# Problem requirements:
When you reach the records below, output every one exactly as written but leave out any pictures.
■ ■ ■ ■
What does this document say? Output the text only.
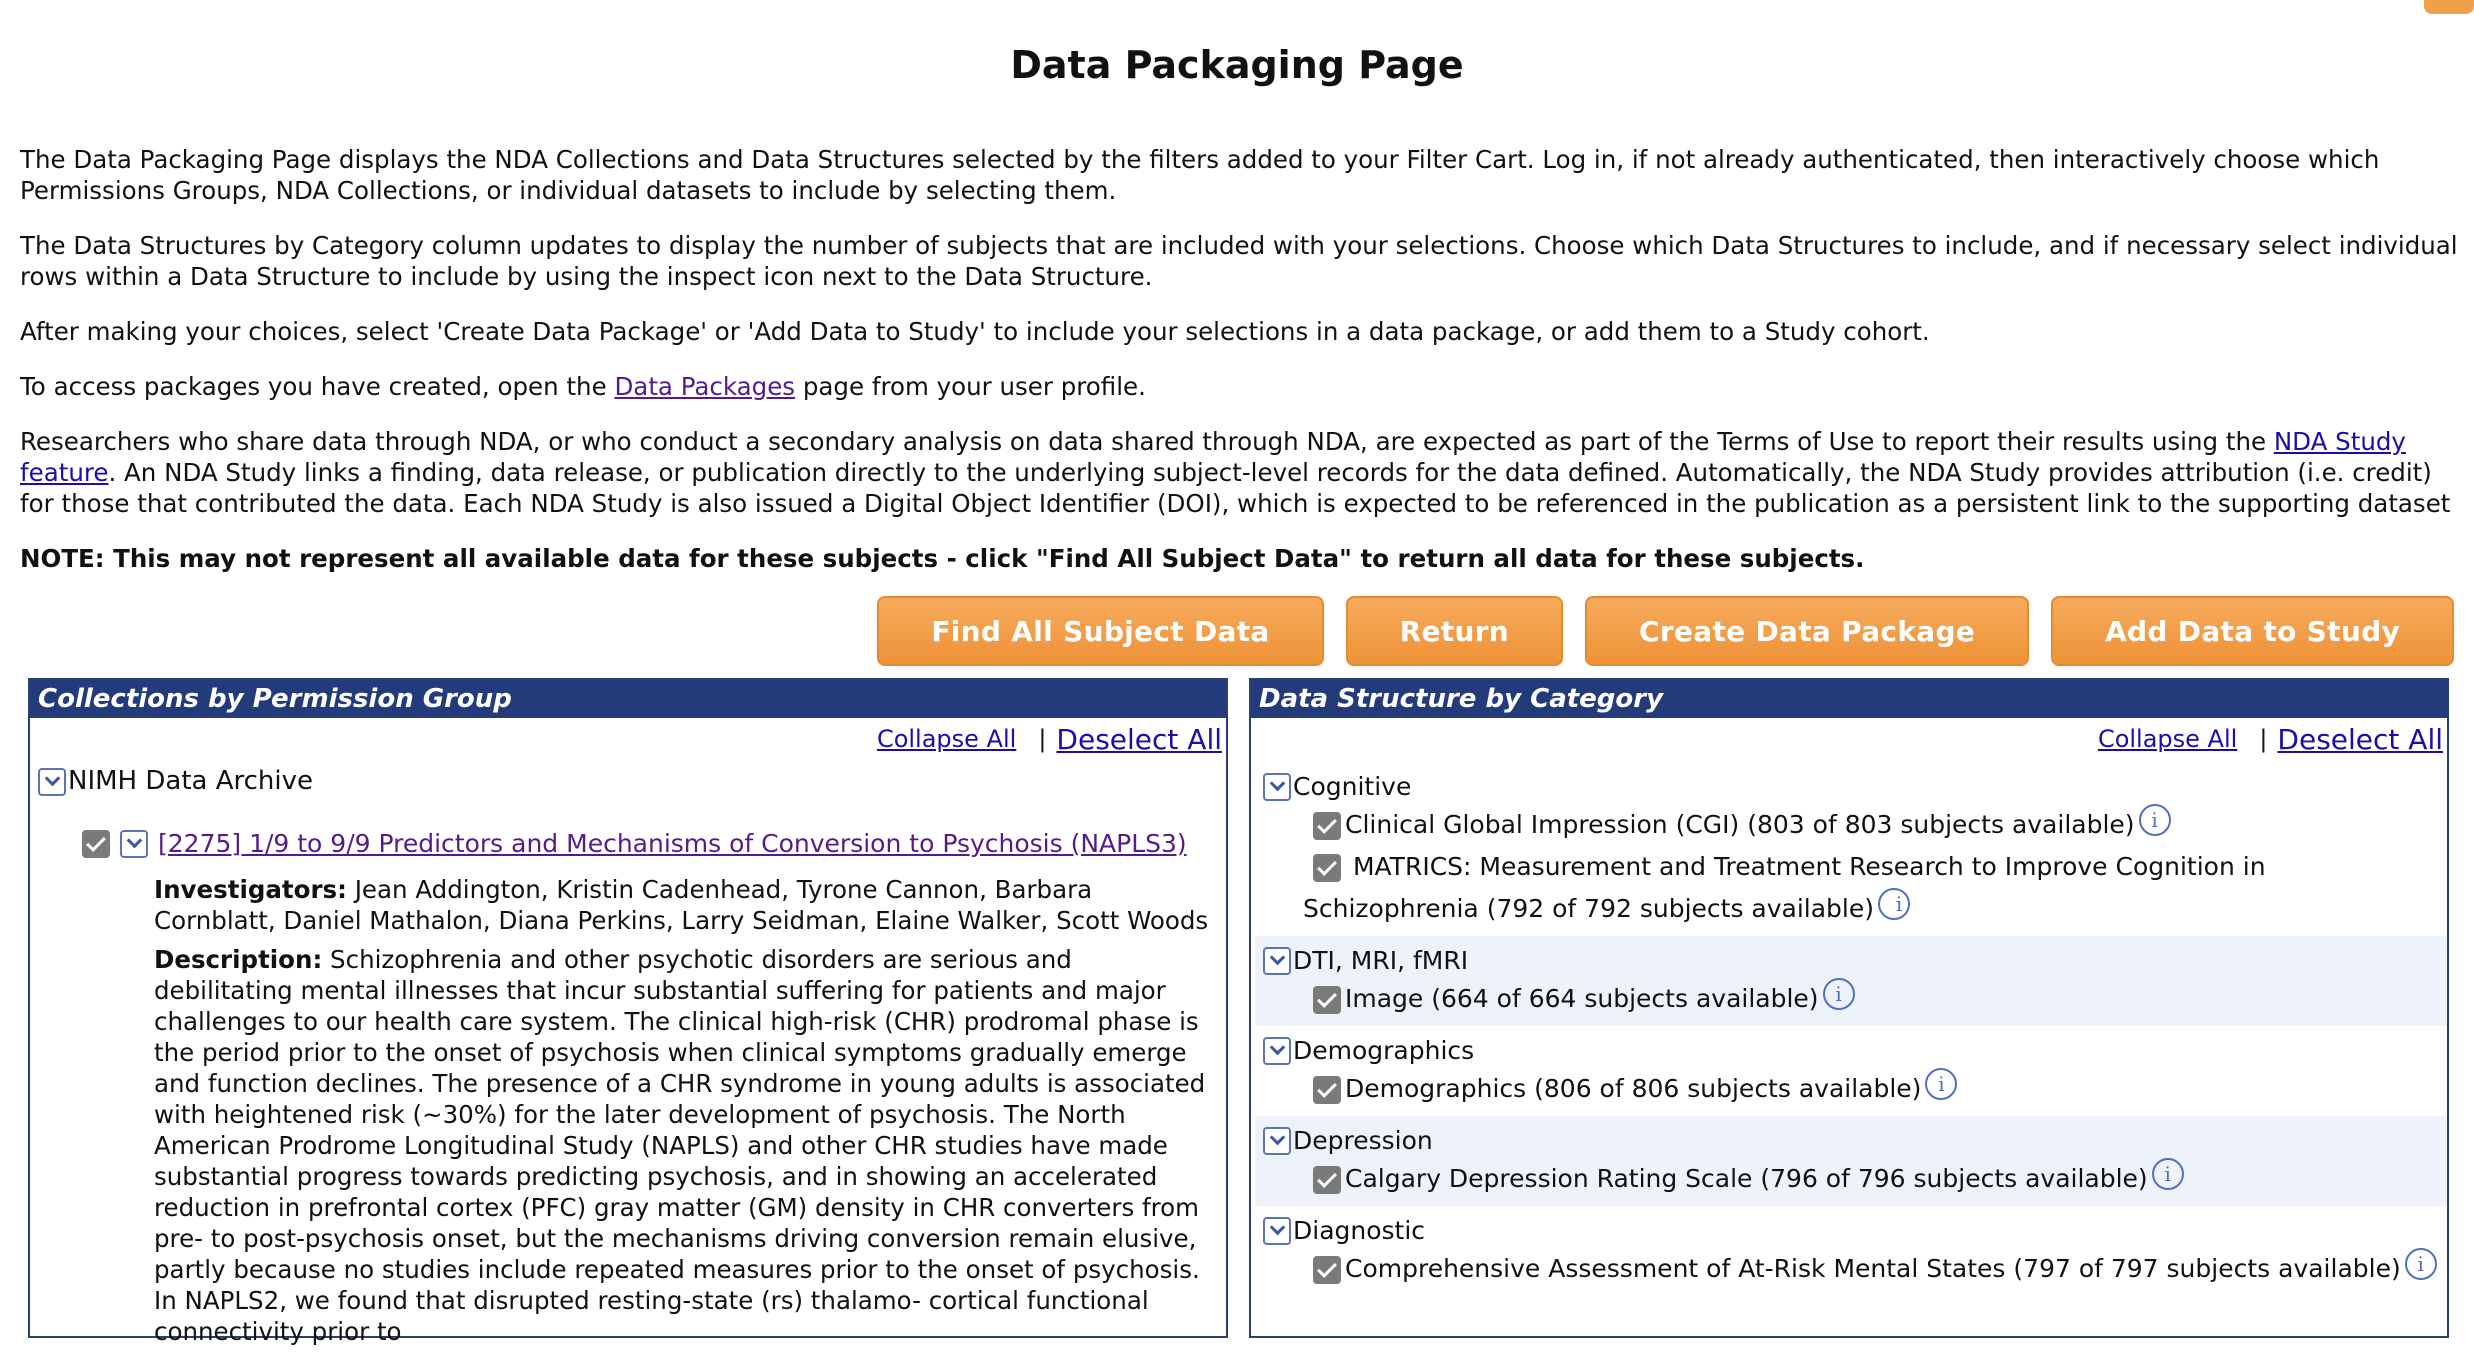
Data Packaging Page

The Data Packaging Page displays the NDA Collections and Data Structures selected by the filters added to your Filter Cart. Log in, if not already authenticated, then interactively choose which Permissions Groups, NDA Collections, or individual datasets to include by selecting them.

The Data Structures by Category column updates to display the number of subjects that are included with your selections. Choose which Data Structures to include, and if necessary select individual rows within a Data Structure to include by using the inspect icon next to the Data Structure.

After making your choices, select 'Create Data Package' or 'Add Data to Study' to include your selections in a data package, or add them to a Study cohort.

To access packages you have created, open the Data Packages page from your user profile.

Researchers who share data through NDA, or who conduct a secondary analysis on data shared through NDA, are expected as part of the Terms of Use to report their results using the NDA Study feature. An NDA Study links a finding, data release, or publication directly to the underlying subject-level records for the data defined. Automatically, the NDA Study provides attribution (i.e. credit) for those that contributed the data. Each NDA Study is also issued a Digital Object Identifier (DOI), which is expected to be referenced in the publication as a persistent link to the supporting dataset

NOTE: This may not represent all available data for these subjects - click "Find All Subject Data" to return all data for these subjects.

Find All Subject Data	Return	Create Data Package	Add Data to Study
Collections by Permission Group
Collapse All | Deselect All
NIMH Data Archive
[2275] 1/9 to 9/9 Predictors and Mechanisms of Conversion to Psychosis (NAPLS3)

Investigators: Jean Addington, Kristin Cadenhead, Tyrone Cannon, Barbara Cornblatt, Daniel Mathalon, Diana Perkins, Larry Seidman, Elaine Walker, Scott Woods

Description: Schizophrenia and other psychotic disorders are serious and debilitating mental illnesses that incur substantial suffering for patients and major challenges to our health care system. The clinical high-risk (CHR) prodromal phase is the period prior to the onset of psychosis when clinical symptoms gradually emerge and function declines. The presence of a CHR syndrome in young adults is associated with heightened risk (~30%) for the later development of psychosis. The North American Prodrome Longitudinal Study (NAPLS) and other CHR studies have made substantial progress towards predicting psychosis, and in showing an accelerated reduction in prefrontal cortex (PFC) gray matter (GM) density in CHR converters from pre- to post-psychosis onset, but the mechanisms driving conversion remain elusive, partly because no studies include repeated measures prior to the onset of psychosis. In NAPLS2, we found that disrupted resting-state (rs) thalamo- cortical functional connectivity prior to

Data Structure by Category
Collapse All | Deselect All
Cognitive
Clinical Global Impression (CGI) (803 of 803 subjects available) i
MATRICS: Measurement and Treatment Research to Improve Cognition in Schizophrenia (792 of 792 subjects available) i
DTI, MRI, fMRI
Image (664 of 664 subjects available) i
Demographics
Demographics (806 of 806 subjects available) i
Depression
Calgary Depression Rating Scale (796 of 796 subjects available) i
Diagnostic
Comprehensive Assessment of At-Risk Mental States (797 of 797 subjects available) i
■ ■ ■ ■
# Result of this exercise:
What does this document say? Output the text only.
Data Packaging Page

The Data Packaging Page displays the NDA Collections and Data Structures selected by the filters added to your Filter Cart. Log in, if not already authenticated, then interactively choose which Permissions Groups, NDA Collections, or individual datasets to include by selecting them.

The Data Structures by Category column updates to display the number of subjects that are included with your selections. Choose which Data Structures to include, and if necessary select individual rows within a Data Structure to include by using the inspect icon next to the Data Structure.

After making your choices, select 'Create Data Package' or 'Add Data to Study' to include your selections in a data package, or add them to a Study cohort.

To access packages you have created, open the Data Packages page from your user profile.

Researchers who share data through NDA, or who conduct a secondary analysis on data shared through NDA, are expected as part of the Terms of Use to report their results using the NDA Study feature. An NDA Study links a finding, data release, or publication directly to the underlying subject-level records for the data defined. Automatically, the NDA Study provides attribution (i.e. credit) for those that contributed the data. Each NDA Study is also issued a Digital Object Identifier (DOI), which is expected to be referenced in the publication as a persistent link to the supporting dataset

NOTE: This may not represent all available data for these subjects - click "Find All Subject Data" to return all data for these subjects.

Find All Subject Data	Return	Create Data Package	Add Data to Study
Collections by Permission Group
Collapse All | Deselect All
NIMH Data Archive
[2275] 1/9 to 9/9 Predictors and Mechanisms of Conversion to Psychosis (NAPLS3)

Investigators: Jean Addington, Kristin Cadenhead, Tyrone Cannon, Barbara Cornblatt, Daniel Mathalon, Diana Perkins, Larry Seidman, Elaine Walker, Scott Woods

Description: Schizophrenia and other psychotic disorders are serious and debilitating mental illnesses that incur substantial suffering for patients and major challenges to our health care system. The clinical high-risk (CHR) prodromal phase is the period prior to the onset of psychosis when clinical symptoms gradually emerge and function declines. The presence of a CHR syndrome in young adults is associated with heightened risk (~30%) for the later development of psychosis. The North American Prodrome Longitudinal Study (NAPLS) and other CHR studies have made substantial progress towards predicting psychosis, and in showing an accelerated reduction in prefrontal cortex (PFC) gray matter (GM) density in CHR converters from pre- to post-psychosis onset, but the mechanisms driving conversion remain elusive, partly because no studies include repeated measures prior to the onset of psychosis. In NAPLS2, we found that disrupted resting-state (rs) thalamo- cortical functional connectivity prior to

Data Structure by Category
Collapse All | Deselect All
Cognitive
Clinical Global Impression (CGI) (803 of 803 subjects available) i
MATRICS: Measurement and Treatment Research to Improve Cognition in Schizophrenia (792 of 792 subjects available) i
DTI, MRI, fMRI
Image (664 of 664 subjects available) i
Demographics
Demographics (806 of 806 subjects available) i
Depression
Calgary Depression Rating Scale (796 of 796 subjects available) i
Diagnostic
Comprehensive Assessment of At-Risk Mental States (797 of 797 subjects available) i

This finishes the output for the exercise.